- **EXERCISE**
Restate each of the lines below word for word and drop every picture.

(Collected data)
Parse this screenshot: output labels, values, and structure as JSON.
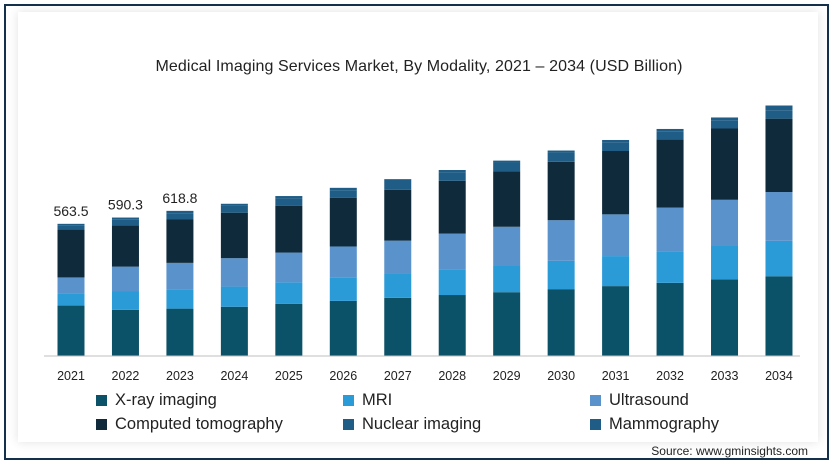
{
  "chart_data": {
    "type": "bar",
    "stacked": true,
    "title": "Medical Imaging Services Market, By Modality, 2021 – 2034 (USD Billion)",
    "xlabel": "",
    "ylabel": "",
    "categories": [
      "2021",
      "2022",
      "2023",
      "2024",
      "2025",
      "2026",
      "2027",
      "2028",
      "2029",
      "2030",
      "2031",
      "2032",
      "2033",
      "2034"
    ],
    "total_labels": [
      "563.5",
      "590.3",
      "618.8",
      "",
      "",
      "",
      "",
      "",
      "",
      "",
      "",
      "",
      "",
      ""
    ],
    "totals": [
      563.5,
      590.3,
      618.8,
      649,
      682,
      717,
      754,
      793,
      833,
      876,
      921,
      968,
      1017,
      1068
    ],
    "series": [
      {
        "name": "X-ray imaging",
        "color": "#0b5167",
        "values": [
          215,
          197,
          202,
          210,
          222,
          235,
          248,
          260,
          272,
          285,
          298,
          312,
          326,
          340
        ]
      },
      {
        "name": "MRI",
        "color": "#2b9bd8",
        "values": [
          52,
          78,
          81,
          86,
          92,
          98,
          104,
          107,
          114,
          121,
          128,
          135,
          143,
          151
        ]
      },
      {
        "name": "Ultrasound",
        "color": "#5a93cc",
        "values": [
          68,
          106,
          114,
          121,
          127,
          134,
          140,
          155,
          165,
          173,
          178,
          186,
          197,
          208
        ]
      },
      {
        "name": "Computed tomography",
        "color": "#0e2a3b",
        "values": [
          204,
          176,
          185,
          194,
          200,
          207,
          217,
          225,
          237,
          249,
          270,
          291,
          304,
          313
        ]
      },
      {
        "name": "Nuclear imaging",
        "color": "#1f5d86",
        "values": [
          16,
          26,
          27,
          29,
          31,
          33,
          35,
          36,
          35,
          38,
          37,
          34,
          33,
          36
        ]
      },
      {
        "name": "Mammography",
        "color": "#1f5d86",
        "values": [
          8.5,
          7.3,
          9.8,
          9,
          10,
          10,
          10,
          10,
          10,
          10,
          10,
          10,
          14,
          20
        ]
      }
    ],
    "ylim": [
      0,
      1100
    ],
    "y_axis_visible": false,
    "grid": false,
    "legend_position": "bottom"
  },
  "source": "Source: www.gminsights.com"
}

- **OUTPUT FOR THIS EXERCISE**
Parse this screenshot: output labels, values, and structure as JSON.
{
  "chart_data": {
    "type": "bar",
    "stacked": true,
    "title": "Medical Imaging Services Market, By Modality, 2021 – 2034 (USD Billion)",
    "xlabel": "",
    "ylabel": "",
    "categories": [
      "2021",
      "2022",
      "2023",
      "2024",
      "2025",
      "2026",
      "2027",
      "2028",
      "2029",
      "2030",
      "2031",
      "2032",
      "2033",
      "2034"
    ],
    "total_labels": [
      "563.5",
      "590.3",
      "618.8",
      "",
      "",
      "",
      "",
      "",
      "",
      "",
      "",
      "",
      "",
      ""
    ],
    "totals": [
      563.5,
      590.3,
      618.8,
      649,
      682,
      717,
      754,
      793,
      833,
      876,
      921,
      968,
      1017,
      1068
    ],
    "series": [
      {
        "name": "X-ray imaging",
        "color": "#0b5167",
        "values": [
          215,
          197,
          202,
          210,
          222,
          235,
          248,
          260,
          272,
          285,
          298,
          312,
          326,
          340
        ]
      },
      {
        "name": "MRI",
        "color": "#2b9bd8",
        "values": [
          52,
          78,
          81,
          86,
          92,
          98,
          104,
          107,
          114,
          121,
          128,
          135,
          143,
          151
        ]
      },
      {
        "name": "Ultrasound",
        "color": "#5a93cc",
        "values": [
          68,
          106,
          114,
          121,
          127,
          134,
          140,
          155,
          165,
          173,
          178,
          186,
          197,
          208
        ]
      },
      {
        "name": "Computed tomography",
        "color": "#0e2a3b",
        "values": [
          204,
          176,
          185,
          194,
          200,
          207,
          217,
          225,
          237,
          249,
          270,
          291,
          304,
          313
        ]
      },
      {
        "name": "Nuclear imaging",
        "color": "#1f5d86",
        "values": [
          16,
          26,
          27,
          29,
          31,
          33,
          35,
          36,
          35,
          38,
          37,
          34,
          33,
          36
        ]
      },
      {
        "name": "Mammography",
        "color": "#1f5d86",
        "values": [
          8.5,
          7.3,
          9.8,
          9,
          10,
          10,
          10,
          10,
          10,
          10,
          10,
          10,
          14,
          20
        ]
      }
    ],
    "ylim": [
      0,
      1100
    ],
    "y_axis_visible": false,
    "grid": false,
    "legend_position": "bottom"
  },
  "source": "Source: www.gminsights.com"
}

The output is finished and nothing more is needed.